> **Excerpted data**:
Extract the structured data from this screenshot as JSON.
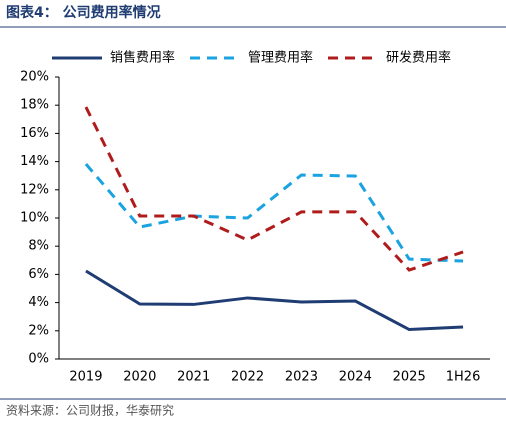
{
  "chart_data": {
    "type": "line",
    "title": "图表4：  公司费用率情况",
    "source": "资料来源：公司财报，华泰研究",
    "categories": [
      "2019",
      "2020",
      "2021",
      "2022",
      "2023",
      "2024",
      "2025",
      "1H26"
    ],
    "series": [
      {
        "name": "销售费用率",
        "color": "#1f3c73",
        "dash": false,
        "values": [
          6.24,
          3.9,
          3.87,
          4.33,
          4.04,
          4.11,
          2.09,
          2.27
        ]
      },
      {
        "name": "管理费用率",
        "color": "#1aa3e0",
        "dash": true,
        "values": [
          13.83,
          9.36,
          10.14,
          10.0,
          13.05,
          12.98,
          7.09,
          6.95
        ]
      },
      {
        "name": "研发费用率",
        "color": "#b01c1c",
        "dash": true,
        "values": [
          17.87,
          10.14,
          10.14,
          8.44,
          10.43,
          10.43,
          6.31,
          7.59
        ]
      }
    ],
    "ylim": [
      0,
      20
    ],
    "yticks": [
      {
        "value": 0,
        "label": "0%"
      },
      {
        "value": 2,
        "label": "2%"
      },
      {
        "value": 4,
        "label": "4%"
      },
      {
        "value": 6,
        "label": "6%"
      },
      {
        "value": 8,
        "label": "8%"
      },
      {
        "value": 10,
        "label": "10%"
      },
      {
        "value": 12,
        "label": "12%"
      },
      {
        "value": 14,
        "label": "14%"
      },
      {
        "value": 16,
        "label": "16%"
      },
      {
        "value": 18,
        "label": "18%"
      },
      {
        "value": 20,
        "label": "20%"
      }
    ],
    "grid": false
  }
}
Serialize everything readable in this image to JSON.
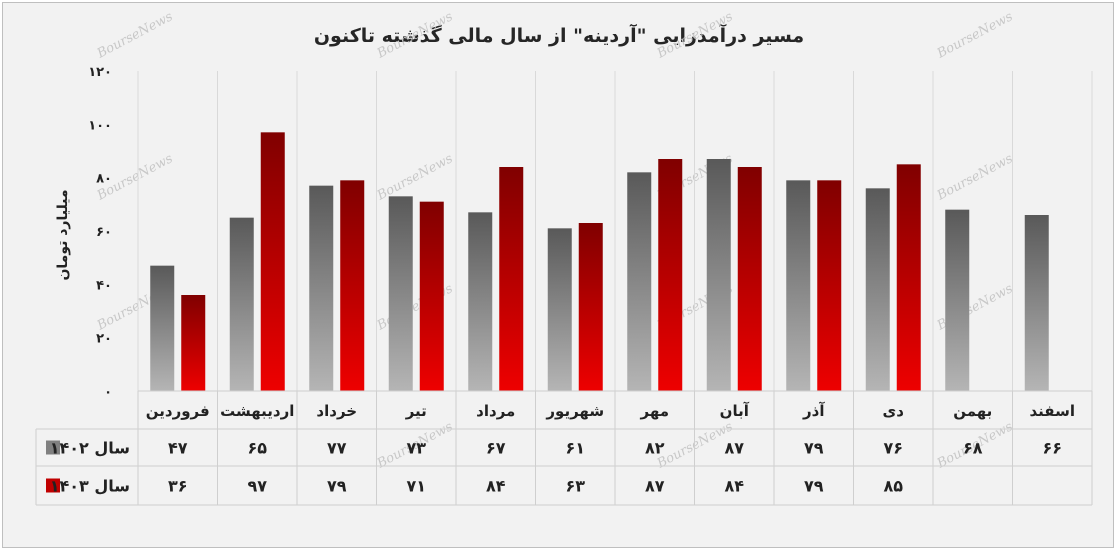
{
  "chart_data": {
    "type": "bar",
    "title": "مسیر درآمدزایی \"آردینه\" از سال مالی گذشته تاکنون",
    "ylabel": "میلیارد تومان",
    "xlabel": "",
    "ylim": [
      0,
      120
    ],
    "yticks": [
      0,
      20,
      40,
      60,
      80,
      100,
      120
    ],
    "ytick_labels": [
      "۰",
      "۲۰",
      "۴۰",
      "۶۰",
      "۸۰",
      "۱۰۰",
      "۱۲۰"
    ],
    "grid": "vertical",
    "legend": "table-left",
    "categories": [
      "فروردین",
      "اردیبهشت",
      "خرداد",
      "تیر",
      "مرداد",
      "شهریور",
      "مهر",
      "آبان",
      "آذر",
      "دی",
      "بهمن",
      "اسفند"
    ],
    "series": [
      {
        "name": "سال ۱۴۰۲",
        "color": "#808080",
        "values": [
          47,
          65,
          77,
          73,
          67,
          61,
          82,
          87,
          79,
          76,
          68,
          66
        ],
        "labels": [
          "۴۷",
          "۶۵",
          "۷۷",
          "۷۳",
          "۶۷",
          "۶۱",
          "۸۲",
          "۸۷",
          "۷۹",
          "۷۶",
          "۶۸",
          "۶۶"
        ]
      },
      {
        "name": "سال ۱۴۰۳",
        "color": "#c00000",
        "values": [
          36,
          97,
          79,
          71,
          84,
          63,
          87,
          84,
          79,
          85,
          null,
          null
        ],
        "labels": [
          "۳۶",
          "۹۷",
          "۷۹",
          "۷۱",
          "۸۴",
          "۶۳",
          "۸۷",
          "۸۴",
          "۷۹",
          "۸۵",
          "",
          ""
        ]
      }
    ],
    "watermark": "BourseNews"
  }
}
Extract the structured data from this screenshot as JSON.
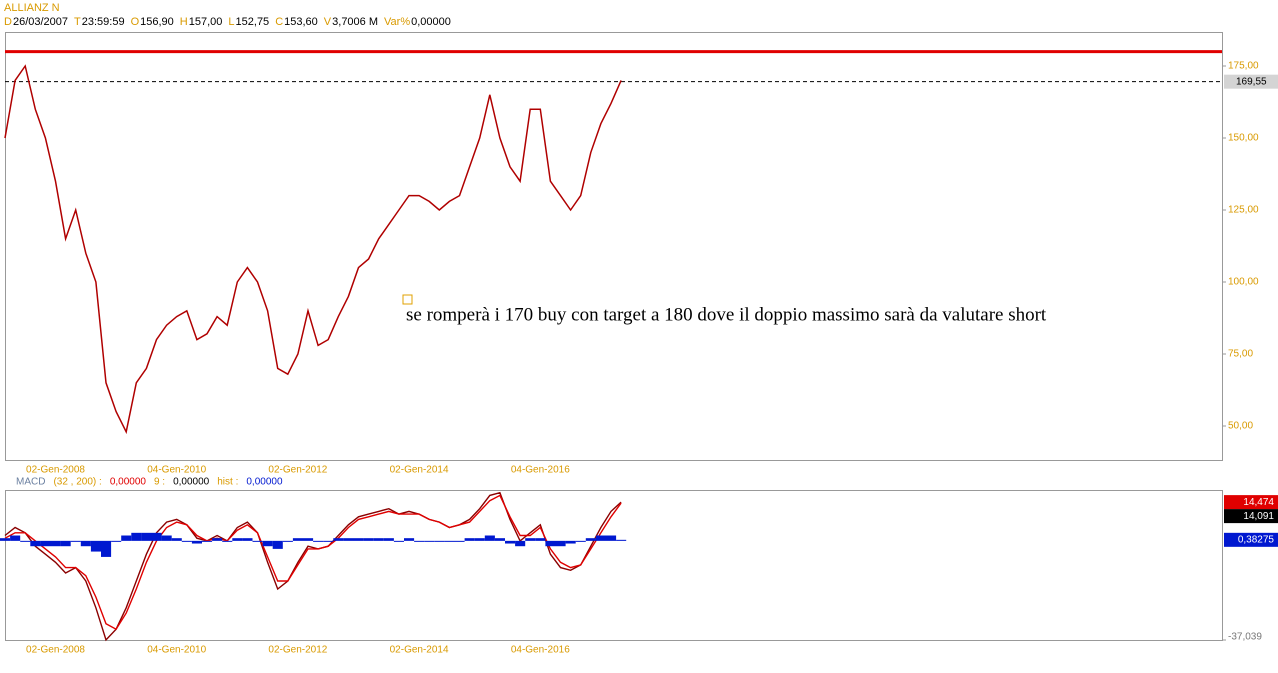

> **The request**: The listing above must be printed again exactly, minus its pictures.

> **Complete output**:
Extract the structured data from this screenshot as JSON.
{
  "chart_data": {
    "type": "line",
    "title": "图表4：  公司费用率情况",
    "source": "资料来源：公司财报，华泰研究",
    "categories": [
      "2019",
      "2020",
      "2021",
      "2022",
      "2023",
      "2024",
      "2025",
      "1H26"
    ],
    "series": [
      {
        "name": "销售费用率",
        "color": "#1f3c73",
        "dash": false,
        "values": [
          6.24,
          3.9,
          3.87,
          4.33,
          4.04,
          4.11,
          2.09,
          2.27
        ]
      },
      {
        "name": "管理费用率",
        "color": "#1aa3e0",
        "dash": true,
        "values": [
          13.83,
          9.36,
          10.14,
          10.0,
          13.05,
          12.98,
          7.09,
          6.95
        ]
      },
      {
        "name": "研发费用率",
        "color": "#b01c1c",
        "dash": true,
        "values": [
          17.87,
          10.14,
          10.14,
          8.44,
          10.43,
          10.43,
          6.31,
          7.59
        ]
      }
    ],
    "ylim": [
      0,
      20
    ],
    "yticks": [
      {
        "value": 0,
        "label": "0%"
      },
      {
        "value": 2,
        "label": "2%"
      },
      {
        "value": 4,
        "label": "4%"
      },
      {
        "value": 6,
        "label": "6%"
      },
      {
        "value": 8,
        "label": "8%"
      },
      {
        "value": 10,
        "label": "10%"
      },
      {
        "value": 12,
        "label": "12%"
      },
      {
        "value": 14,
        "label": "14%"
      },
      {
        "value": 16,
        "label": "16%"
      },
      {
        "value": 18,
        "label": "18%"
      },
      {
        "value": 20,
        "label": "20%"
      }
    ],
    "grid": false
  }
}
Serialize everything readable in this image to JSON.
{
  "chart_data": {
    "type": "bar",
    "title": "مسیر درآمدزایی \"آردینه\" از سال مالی گذشته تاکنون",
    "ylabel": "میلیارد تومان",
    "xlabel": "",
    "ylim": [
      0,
      120
    ],
    "yticks": [
      0,
      20,
      40,
      60,
      80,
      100,
      120
    ],
    "ytick_labels": [
      "۰",
      "۲۰",
      "۴۰",
      "۶۰",
      "۸۰",
      "۱۰۰",
      "۱۲۰"
    ],
    "grid": "vertical",
    "legend": "table-left",
    "categories": [
      "فروردین",
      "اردیبهشت",
      "خرداد",
      "تیر",
      "مرداد",
      "شهریور",
      "مهر",
      "آبان",
      "آذر",
      "دی",
      "بهمن",
      "اسفند"
    ],
    "series": [
      {
        "name": "سال ۱۴۰۲",
        "color": "#808080",
        "values": [
          47,
          65,
          77,
          73,
          67,
          61,
          82,
          87,
          79,
          76,
          68,
          66
        ],
        "labels": [
          "۴۷",
          "۶۵",
          "۷۷",
          "۷۳",
          "۶۷",
          "۶۱",
          "۸۲",
          "۸۷",
          "۷۹",
          "۷۶",
          "۶۸",
          "۶۶"
        ]
      },
      {
        "name": "سال ۱۴۰۳",
        "color": "#c00000",
        "values": [
          36,
          97,
          79,
          71,
          84,
          63,
          87,
          84,
          79,
          85,
          null,
          null
        ],
        "labels": [
          "۳۶",
          "۹۷",
          "۷۹",
          "۷۱",
          "۸۴",
          "۶۳",
          "۸۷",
          "۸۴",
          "۷۹",
          "۸۵",
          "",
          ""
        ]
      }
    ],
    "watermark": "BourseNews"
  }
}
Extract the structured data from this screenshot as JSON.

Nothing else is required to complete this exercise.